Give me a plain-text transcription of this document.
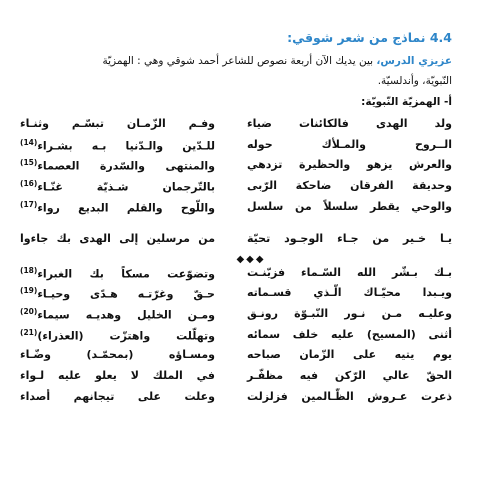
4.4 نماذج من شعر شوقي:
عزيزي الدرس، بين يديك الآن أربعة نصوص للشاعر أحمد شوقي وهي : الهمزيّة
النّبويّة، وأندلسيّة.
أ- الهمزيّة النّبويّة:
ولد الهدى فالكائنات ضياء
الــروح والمـلأك حوله
والعرش يزهو والحظيرة تزدهي
وحديقة الفرقان ضاحكة الرّبى
والوحي يقطر سلسلاً من سلسل
يـا خـير من جـاء الوجـود تحيّة
بـك بـشّر الله السّـماء فزيّنـت
ويـبدا محيّـاك الّـذي قسـماته
وعليـه مـن نـور النّبـوّة رونـق
أثنى (المسيح) عليه خلف سمائه
يوم يتيه على الزّمان صباحه
الحقّ عالي الرّكن فيه مظفّـر
ذعرت عـروش الظّـالمين فزلزلت
وفـم الزّمـان تبسّـم وثنـاء
للـدّين والـدّنيا بـه بشـراء$^{(14)}$
والمنتهى والسّدرة العصماء$^{(15)}$
بالتّرجمان شـذيّة غنّـاء$^{(16)}$
واللّوح والقلم البديع رواء$^{(17)}$
من مرسلين إلى الهدى بك جاءوا
وتضوّعت مسكاً بك الغبراء$^{(18)}$
حـقّ وغرّتـه هـدًى وحيـاء$^{(19)}$
ومـن الخليل وهديـه سيماء$^{(20)}$
وتهلّلت واهتزّت (العذراء)$^{(21)}$
ومسـاؤه (بمحمّـد) وضّـاء
في الملك لا يعلو عليه لـواء
وعلت على تيجانهم أصداء
◆◆◆
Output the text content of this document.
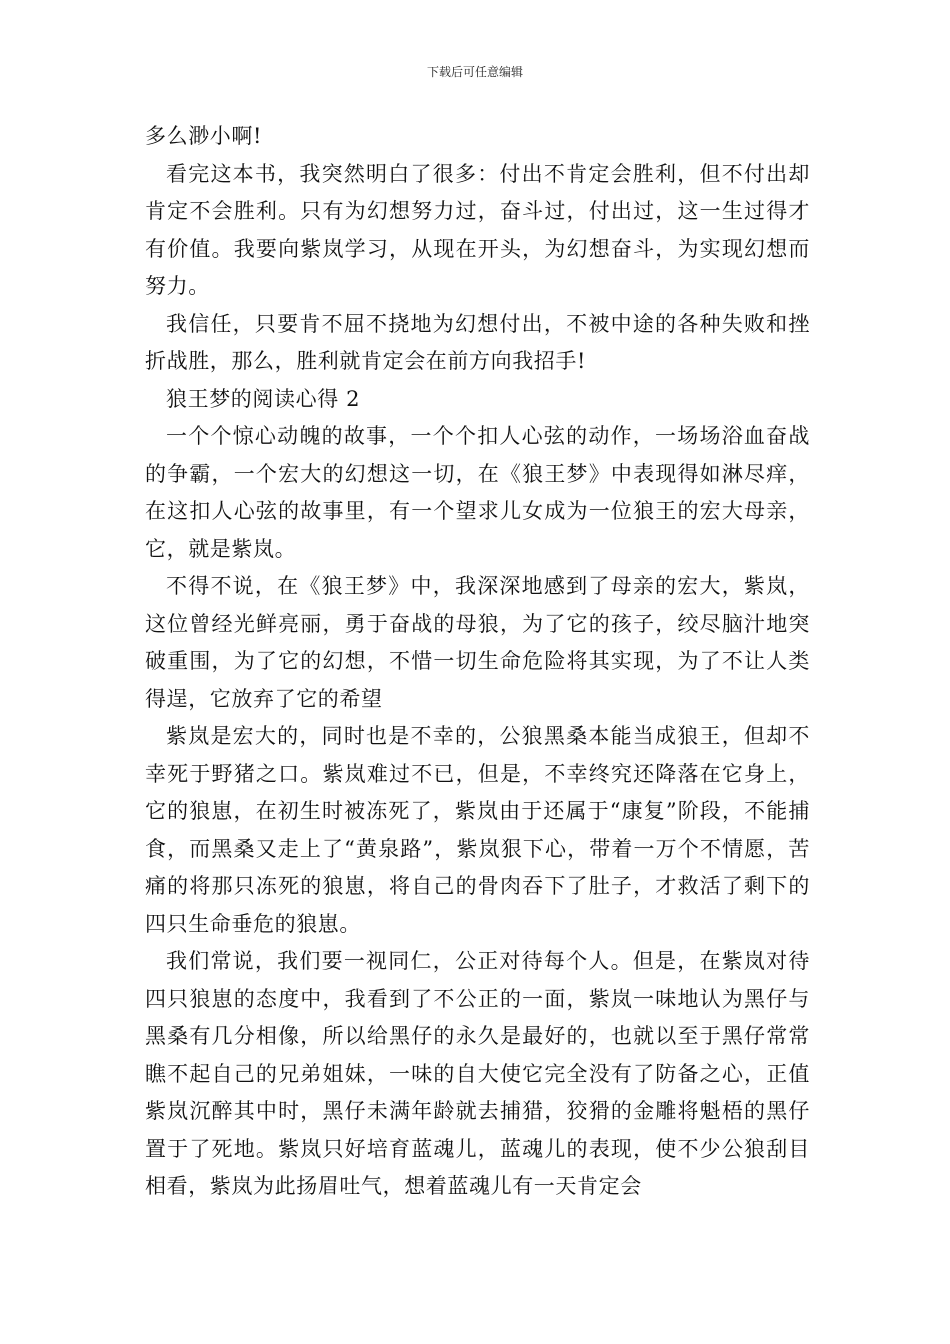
下载后可任意编辑

多么渺小啊!

看完这本书，我突然明白了很多：付出不肯定会胜利，但不付出却肯定不会胜利。只有为幻想努力过，奋斗过，付出过，这一生过得才有价值。我要向紫岚学习，从现在开头，为幻想奋斗，为实现幻想而努力。

我信任，只要肯不屈不挠地为幻想付出，不被中途的各种失败和挫折战胜，那么，胜利就肯定会在前方向我招手!

狼王梦的阅读心得 2

一个个惊心动魄的故事，一个个扣人心弦的动作，一场场浴血奋战的争霸，一个宏大的幻想这一切，在《狼王梦》中表现得如淋尽痒，在这扣人心弦的故事里，有一个望求儿女成为一位狼王的宏大母亲，它，就是紫岚。

不得不说，在《狼王梦》中，我深深地感到了母亲的宏大，紫岚，这位曾经光鲜亮丽，勇于奋战的母狼，为了它的孩子，绞尽脑汁地突破重围，为了它的幻想，不惜一切生命危险将其实现，为了不让人类得逞，它放弃了它的希望

紫岚是宏大的，同时也是不幸的，公狼黑桑本能当成狼王，但却不幸死于野猪之口。紫岚难过不已，但是，不幸终究还降落在它身上，它的狼崽，在初生时被冻死了，紫岚由于还属于“康复”阶段，不能捕食，而黑桑又走上了“黄泉路”，紫岚狠下心，带着一万个不情愿，苦痛的将那只冻死的狼崽，将自己的骨肉吞下了肚子，才救活了剩下的四只生命垂危的狼崽。

我们常说，我们要一视同仁，公正对待每个人。但是，在紫岚对待四只狼崽的态度中，我看到了不公正的一面，紫岚一味地认为黑仔与黑桑有几分相像，所以给黑仔的永久是最好的，也就以至于黑仔常常瞧不起自己的兄弟姐妹，一味的自大使它完全没有了防备之心，正值紫岚沉醉其中时，黑仔未满年龄就去捕猎，狡猾的金雕将魁梧的黑仔置于了死地。紫岚只好培育蓝魂儿，蓝魂儿的表现，使不少公狼刮目相看，紫岚为此扬眉吐气，想着蓝魂儿有一天肯定会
* * *
- GOAL OF THE EXERCISE: The records above need to be given again exactly. Omit the pictures.

- TASK RESPONSE:
Give me a plain-text transcription of this document.
4.4 نماذج من شعر شوقي:
عزيزي الدرس، بين يديك الآن أربعة نصوص للشاعر أحمد شوقي وهي : الهمزيّة
النّبويّة، وأندلسيّة.
أ- الهمزيّة النّبويّة:
ولد الهدى فالكائنات ضياء
الــروح والمـلأك حوله
والعرش يزهو والحظيرة تزدهي
وحديقة الفرقان ضاحكة الرّبى
والوحي يقطر سلسلاً من سلسل
يـا خـير من جـاء الوجـود تحيّة
بـك بـشّر الله السّـماء فزيّنـت
ويـبدا محيّـاك الّـذي قسـماته
وعليـه مـن نـور النّبـوّة رونـق
أثنى (المسيح) عليه خلف سمائه
يوم يتيه على الزّمان صباحه
الحقّ عالي الرّكن فيه مظفّـر
ذعرت عـروش الظّـالمين فزلزلت
وفـم الزّمـان تبسّـم وثنـاء
للـدّين والـدّنيا بـه بشـراء$^{(14)}$
والمنتهى والسّدرة العصماء$^{(15)}$
بالتّرجمان شـذيّة غنّـاء$^{(16)}$
واللّوح والقلم البديع رواء$^{(17)}$
من مرسلين إلى الهدى بك جاءوا
وتضوّعت مسكاً بك الغبراء$^{(18)}$
حـقّ وغرّتـه هـدًى وحيـاء$^{(19)}$
ومـن الخليل وهديـه سيماء$^{(20)}$
وتهلّلت واهتزّت (العذراء)$^{(21)}$
ومسـاؤه (بمحمّـد) وضّـاء
في الملك لا يعلو عليه لـواء
وعلت على تيجانهم أصداء
◆◆◆
Output the text content of this document.
下载后可任意编辑

多么渺小啊!

看完这本书，我突然明白了很多：付出不肯定会胜利，但不付出却肯定不会胜利。只有为幻想努力过，奋斗过，付出过，这一生过得才有价值。我要向紫岚学习，从现在开头，为幻想奋斗，为实现幻想而努力。

我信任，只要肯不屈不挠地为幻想付出，不被中途的各种失败和挫折战胜，那么，胜利就肯定会在前方向我招手!

狼王梦的阅读心得 2

一个个惊心动魄的故事，一个个扣人心弦的动作，一场场浴血奋战的争霸，一个宏大的幻想这一切，在《狼王梦》中表现得如淋尽痒，在这扣人心弦的故事里，有一个望求儿女成为一位狼王的宏大母亲，它，就是紫岚。

不得不说，在《狼王梦》中，我深深地感到了母亲的宏大，紫岚，这位曾经光鲜亮丽，勇于奋战的母狼，为了它的孩子，绞尽脑汁地突破重围，为了它的幻想，不惜一切生命危险将其实现，为了不让人类得逞，它放弃了它的希望

紫岚是宏大的，同时也是不幸的，公狼黑桑本能当成狼王，但却不幸死于野猪之口。紫岚难过不已，但是，不幸终究还降落在它身上，它的狼崽，在初生时被冻死了，紫岚由于还属于“康复”阶段，不能捕食，而黑桑又走上了“黄泉路”，紫岚狠下心，带着一万个不情愿，苦痛的将那只冻死的狼崽，将自己的骨肉吞下了肚子，才救活了剩下的四只生命垂危的狼崽。

我们常说，我们要一视同仁，公正对待每个人。但是，在紫岚对待四只狼崽的态度中，我看到了不公正的一面，紫岚一味地认为黑仔与黑桑有几分相像，所以给黑仔的永久是最好的，也就以至于黑仔常常瞧不起自己的兄弟姐妹，一味的自大使它完全没有了防备之心，正值紫岚沉醉其中时，黑仔未满年龄就去捕猎，狡猾的金雕将魁梧的黑仔置于了死地。紫岚只好培育蓝魂儿，蓝魂儿的表现，使不少公狼刮目相看，紫岚为此扬眉吐气，想着蓝魂儿有一天肯定会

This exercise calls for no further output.